[Entries from a visual dataset]
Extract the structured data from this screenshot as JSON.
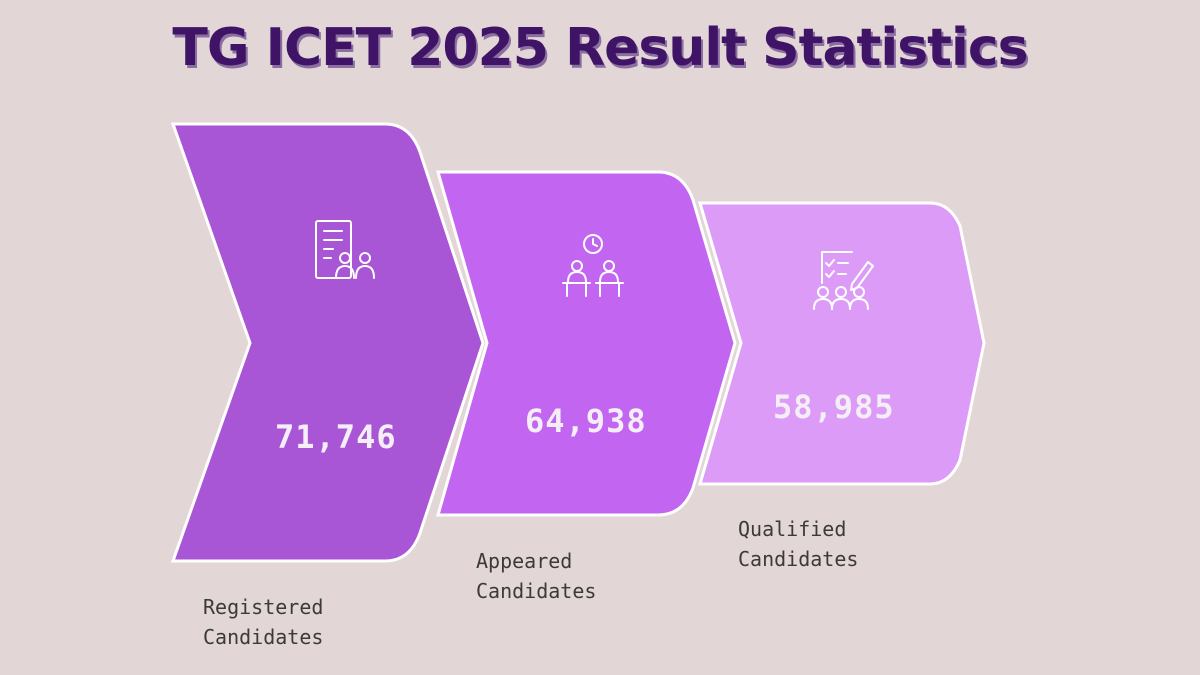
{
  "title": "TG ICET 2025 Result Statistics",
  "colors": {
    "background": "#e3d6d7",
    "title": "#3f1467",
    "step1": "#a855d6",
    "step2": "#c266f2",
    "step3": "#dd9bf8"
  },
  "steps": [
    {
      "icon": "document-with-people-icon",
      "value": "71,746",
      "label": "Registered\nCandidates"
    },
    {
      "icon": "people-with-clock-icon",
      "value": "64,938",
      "label": "Appeared\nCandidates"
    },
    {
      "icon": "checklist-with-people-icon",
      "value": "58,985",
      "label": "Qualified\nCandidates"
    }
  ]
}
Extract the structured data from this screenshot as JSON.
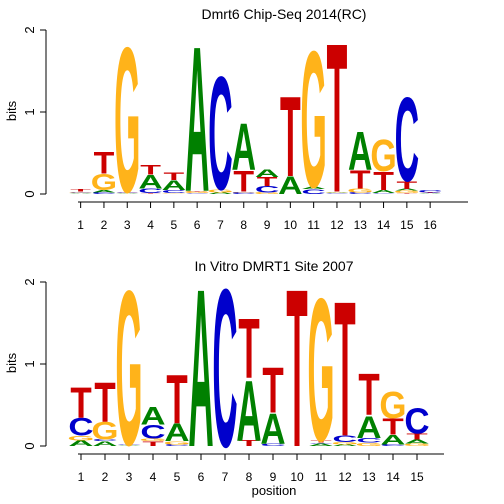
{
  "colors": {
    "A": "#008000",
    "C": "#0000cc",
    "G": "#ffb31a",
    "T": "#cc0000"
  },
  "chart_data": [
    {
      "type": "sequence-logo",
      "title": "Dmrt6 Chip-Seq 2014(RC)",
      "ylabel": "bits",
      "xlabel": "",
      "ylim": [
        0,
        2
      ],
      "yticks": [
        "0",
        "1",
        "2"
      ],
      "positions": [
        "1",
        "2",
        "3",
        "4",
        "5",
        "6",
        "7",
        "8",
        "9",
        "10",
        "11",
        "12",
        "13",
        "14",
        "15",
        "16"
      ],
      "stacks": [
        [
          [
            "A",
            0.01
          ],
          [
            "G",
            0.01
          ],
          [
            "C",
            0.01
          ],
          [
            "T",
            0.03
          ]
        ],
        [
          [
            "C",
            0.02
          ],
          [
            "A",
            0.03
          ],
          [
            "G",
            0.2
          ],
          [
            "T",
            0.28
          ]
        ],
        [
          [
            "A",
            0.01
          ],
          [
            "C",
            0.01
          ],
          [
            "T",
            0.01
          ],
          [
            "G",
            1.82
          ]
        ],
        [
          [
            "T",
            0.01
          ],
          [
            "C",
            0.06
          ],
          [
            "A",
            0.17
          ],
          [
            "T",
            0.12
          ]
        ],
        [
          [
            "G",
            0.01
          ],
          [
            "C",
            0.04
          ],
          [
            "A",
            0.12
          ],
          [
            "T",
            0.1
          ]
        ],
        [
          [
            "C",
            0.01
          ],
          [
            "G",
            0.02
          ],
          [
            "T",
            0.01
          ],
          [
            "A",
            1.82
          ]
        ],
        [
          [
            "A",
            0.02
          ],
          [
            "G",
            0.04
          ],
          [
            "C",
            1.42
          ]
        ],
        [
          [
            "C",
            0.02
          ],
          [
            "G",
            0.01
          ],
          [
            "T",
            0.26
          ],
          [
            "A",
            0.59
          ]
        ],
        [
          [
            "G",
            0.02
          ],
          [
            "C",
            0.08
          ],
          [
            "T",
            0.11
          ],
          [
            "A",
            0.1
          ]
        ],
        [
          [
            "A",
            0.22
          ],
          [
            "T",
            1.0
          ]
        ],
        [
          [
            "C",
            0.06
          ],
          [
            "A",
            0.03
          ],
          [
            "G",
            1.71
          ]
        ],
        [
          [
            "C",
            0.01
          ],
          [
            "A",
            0.01
          ],
          [
            "G",
            0.01
          ],
          [
            "T",
            1.87
          ]
        ],
        [
          [
            "C",
            0.02
          ],
          [
            "G",
            0.05
          ],
          [
            "T",
            0.23
          ],
          [
            "A",
            0.48
          ]
        ],
        [
          [
            "C",
            0.01
          ],
          [
            "A",
            0.04
          ],
          [
            "T",
            0.23
          ],
          [
            "G",
            0.4
          ]
        ],
        [
          [
            "T",
            0.01
          ],
          [
            "G",
            0.03
          ],
          [
            "A",
            0.02
          ],
          [
            "T",
            0.1
          ],
          [
            "C",
            1.05
          ]
        ],
        [
          [
            "A",
            0.01
          ],
          [
            "T",
            0.01
          ],
          [
            "C",
            0.03
          ]
        ]
      ]
    },
    {
      "type": "sequence-logo",
      "title": "In Vitro DMRT1 Site 2007",
      "ylabel": "bits",
      "xlabel": "position",
      "ylim": [
        0,
        2
      ],
      "yticks": [
        "0",
        "1",
        "2"
      ],
      "positions": [
        "1",
        "2",
        "3",
        "4",
        "5",
        "6",
        "7",
        "8",
        "9",
        "10",
        "11",
        "12",
        "13",
        "14",
        "15"
      ],
      "stacks": [
        [
          [
            "A",
            0.07
          ],
          [
            "G",
            0.06
          ],
          [
            "C",
            0.22
          ],
          [
            "T",
            0.38
          ]
        ],
        [
          [
            "A",
            0.06
          ],
          [
            "C",
            0.02
          ],
          [
            "G",
            0.22
          ],
          [
            "T",
            0.5
          ]
        ],
        [
          [
            "A",
            0.01
          ],
          [
            "C",
            0.01
          ],
          [
            "G",
            1.94
          ]
        ],
        [
          [
            "T",
            0.06
          ],
          [
            "G",
            0.03
          ],
          [
            "C",
            0.17
          ],
          [
            "A",
            0.22
          ]
        ],
        [
          [
            "C",
            0.02
          ],
          [
            "G",
            0.04
          ],
          [
            "A",
            0.22
          ],
          [
            "T",
            0.61
          ]
        ],
        [
          [
            "A",
            1.98
          ]
        ],
        [
          [
            "C",
            1.98
          ]
        ],
        [
          [
            "T",
            0.07
          ],
          [
            "A",
            0.76
          ],
          [
            "T",
            0.75
          ]
        ],
        [
          [
            "C",
            0.03
          ],
          [
            "A",
            0.38
          ],
          [
            "T",
            0.57
          ]
        ],
        [
          [
            "T",
            1.98
          ]
        ],
        [
          [
            "A",
            0.03
          ],
          [
            "C",
            0.01
          ],
          [
            "T",
            0.03
          ],
          [
            "G",
            1.79
          ]
        ],
        [
          [
            "A",
            0.02
          ],
          [
            "G",
            0.03
          ],
          [
            "C",
            0.08
          ],
          [
            "T",
            1.69
          ]
        ],
        [
          [
            "G",
            0.04
          ],
          [
            "C",
            0.06
          ],
          [
            "A",
            0.28
          ],
          [
            "T",
            0.52
          ]
        ],
        [
          [
            "C",
            0.02
          ],
          [
            "A",
            0.12
          ],
          [
            "T",
            0.2
          ],
          [
            "G",
            0.33
          ]
        ],
        [
          [
            "G",
            0.03
          ],
          [
            "A",
            0.05
          ],
          [
            "T",
            0.07
          ],
          [
            "C",
            0.32
          ]
        ]
      ]
    }
  ]
}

What is required: Your task is to gather every line with the word "value" and copy it.

Finished exercise:
      "value": "71,746",
      "value": "64,938",
      "value": "58,985",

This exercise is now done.